Documento fuente
¿Batallas perdidas?

¡Sí, las almas, finales!
¡Las últimas, las siempre
elegidas, tan débiles,
para sostén eterno
de los pesos más grandes!
Las almas, como alas
sosteniéndose solas
a fuerza de aleteo
desesperado, a fuerza
de no pararse nunca,
de volar, portadoras
por el aire, en el aire,
de aquello que se salva.
Pedro Salinas

A Carmen Flores, una buena mujer, servicial y cariñosa,
que en paz descansa ya. Y en la memoria siempre.

Qué hacer
Por favor, reproduce sin ningún cambio todo lo que va en el documento fuente desde «Las almas, como» hasta «que se salva.».

Datos registrados
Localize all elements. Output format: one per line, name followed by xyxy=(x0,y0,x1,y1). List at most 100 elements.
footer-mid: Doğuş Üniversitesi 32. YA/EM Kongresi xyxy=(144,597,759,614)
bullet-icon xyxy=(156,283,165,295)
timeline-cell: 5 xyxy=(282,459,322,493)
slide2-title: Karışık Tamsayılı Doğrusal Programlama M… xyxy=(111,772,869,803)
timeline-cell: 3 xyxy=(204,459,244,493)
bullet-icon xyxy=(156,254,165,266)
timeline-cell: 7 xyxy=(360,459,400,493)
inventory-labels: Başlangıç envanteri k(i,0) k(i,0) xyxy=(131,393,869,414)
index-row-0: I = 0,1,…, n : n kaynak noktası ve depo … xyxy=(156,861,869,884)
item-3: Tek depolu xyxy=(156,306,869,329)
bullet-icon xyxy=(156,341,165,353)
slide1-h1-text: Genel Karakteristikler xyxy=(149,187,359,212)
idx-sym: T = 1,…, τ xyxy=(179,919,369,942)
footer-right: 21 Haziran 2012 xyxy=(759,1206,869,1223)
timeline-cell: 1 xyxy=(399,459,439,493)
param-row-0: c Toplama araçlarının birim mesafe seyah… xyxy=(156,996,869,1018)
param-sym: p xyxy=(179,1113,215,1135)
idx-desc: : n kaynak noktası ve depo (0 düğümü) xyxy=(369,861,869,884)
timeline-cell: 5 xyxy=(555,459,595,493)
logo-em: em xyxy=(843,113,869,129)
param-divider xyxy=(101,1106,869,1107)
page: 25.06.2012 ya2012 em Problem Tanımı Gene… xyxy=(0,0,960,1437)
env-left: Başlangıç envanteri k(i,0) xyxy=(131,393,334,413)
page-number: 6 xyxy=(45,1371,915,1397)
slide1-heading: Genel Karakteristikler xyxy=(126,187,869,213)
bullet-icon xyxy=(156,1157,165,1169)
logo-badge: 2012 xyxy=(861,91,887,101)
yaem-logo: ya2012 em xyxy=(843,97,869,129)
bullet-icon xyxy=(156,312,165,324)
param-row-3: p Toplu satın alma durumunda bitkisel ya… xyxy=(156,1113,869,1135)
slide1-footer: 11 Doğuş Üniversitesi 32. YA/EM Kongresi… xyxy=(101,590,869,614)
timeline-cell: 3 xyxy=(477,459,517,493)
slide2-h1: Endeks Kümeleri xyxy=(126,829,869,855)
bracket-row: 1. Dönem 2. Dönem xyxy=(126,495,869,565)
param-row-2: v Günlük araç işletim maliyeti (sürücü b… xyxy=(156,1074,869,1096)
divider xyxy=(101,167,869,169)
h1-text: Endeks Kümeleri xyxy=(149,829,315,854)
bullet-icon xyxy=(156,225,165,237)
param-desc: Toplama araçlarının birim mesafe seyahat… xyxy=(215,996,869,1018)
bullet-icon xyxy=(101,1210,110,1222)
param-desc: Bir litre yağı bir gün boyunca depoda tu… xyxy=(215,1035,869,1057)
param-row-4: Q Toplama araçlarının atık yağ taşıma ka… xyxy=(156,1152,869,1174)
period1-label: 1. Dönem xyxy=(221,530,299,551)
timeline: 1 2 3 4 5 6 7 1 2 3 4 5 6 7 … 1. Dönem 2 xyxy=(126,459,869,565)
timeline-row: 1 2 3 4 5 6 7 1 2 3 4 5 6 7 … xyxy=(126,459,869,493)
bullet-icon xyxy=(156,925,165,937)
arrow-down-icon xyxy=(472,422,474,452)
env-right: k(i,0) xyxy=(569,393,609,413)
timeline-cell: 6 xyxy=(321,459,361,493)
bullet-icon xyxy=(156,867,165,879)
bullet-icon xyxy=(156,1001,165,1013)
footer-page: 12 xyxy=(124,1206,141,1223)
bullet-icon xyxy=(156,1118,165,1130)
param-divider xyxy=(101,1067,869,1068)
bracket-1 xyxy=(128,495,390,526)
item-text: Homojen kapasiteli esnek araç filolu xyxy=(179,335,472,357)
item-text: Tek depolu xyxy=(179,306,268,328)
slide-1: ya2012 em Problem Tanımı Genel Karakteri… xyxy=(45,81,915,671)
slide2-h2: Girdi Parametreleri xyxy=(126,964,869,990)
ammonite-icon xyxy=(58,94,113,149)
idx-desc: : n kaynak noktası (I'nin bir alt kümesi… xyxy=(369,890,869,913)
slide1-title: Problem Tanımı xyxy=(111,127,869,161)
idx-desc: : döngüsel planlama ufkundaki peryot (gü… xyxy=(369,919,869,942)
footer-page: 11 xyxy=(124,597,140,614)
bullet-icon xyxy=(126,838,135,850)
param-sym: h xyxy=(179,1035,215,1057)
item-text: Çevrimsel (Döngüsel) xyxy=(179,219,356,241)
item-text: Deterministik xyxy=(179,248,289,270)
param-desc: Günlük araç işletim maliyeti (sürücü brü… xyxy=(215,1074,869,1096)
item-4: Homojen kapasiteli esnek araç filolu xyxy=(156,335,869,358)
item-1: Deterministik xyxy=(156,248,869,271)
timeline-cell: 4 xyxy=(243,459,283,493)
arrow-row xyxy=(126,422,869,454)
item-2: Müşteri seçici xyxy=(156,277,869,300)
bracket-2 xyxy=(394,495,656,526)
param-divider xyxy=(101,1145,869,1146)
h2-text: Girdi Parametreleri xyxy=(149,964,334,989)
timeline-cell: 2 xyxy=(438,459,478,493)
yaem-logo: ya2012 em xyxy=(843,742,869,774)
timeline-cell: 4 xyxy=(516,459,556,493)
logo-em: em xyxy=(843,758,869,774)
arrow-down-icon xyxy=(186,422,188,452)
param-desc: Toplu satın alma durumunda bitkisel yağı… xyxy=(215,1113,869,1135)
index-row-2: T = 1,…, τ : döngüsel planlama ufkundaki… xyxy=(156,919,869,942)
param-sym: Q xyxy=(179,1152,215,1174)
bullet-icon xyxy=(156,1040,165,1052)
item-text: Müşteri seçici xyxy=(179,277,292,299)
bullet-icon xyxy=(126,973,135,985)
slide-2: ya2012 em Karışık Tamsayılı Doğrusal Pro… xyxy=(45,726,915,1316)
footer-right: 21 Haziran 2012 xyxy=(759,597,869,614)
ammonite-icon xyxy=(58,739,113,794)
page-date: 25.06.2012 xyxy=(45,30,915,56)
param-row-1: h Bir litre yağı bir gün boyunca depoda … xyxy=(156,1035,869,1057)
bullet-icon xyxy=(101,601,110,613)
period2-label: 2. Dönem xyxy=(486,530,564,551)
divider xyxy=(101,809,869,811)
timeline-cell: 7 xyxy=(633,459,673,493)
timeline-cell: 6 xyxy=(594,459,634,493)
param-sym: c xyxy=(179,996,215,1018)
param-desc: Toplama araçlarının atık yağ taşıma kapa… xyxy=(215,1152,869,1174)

Espacio de respuesta
Las almas, como alas
sosteniéndose solas
a fuerza de aleteo
desesperado, a fuerza
de no pararse nunca,
de volar, portadoras
por el aire, en el aire,
de aquello que se salva.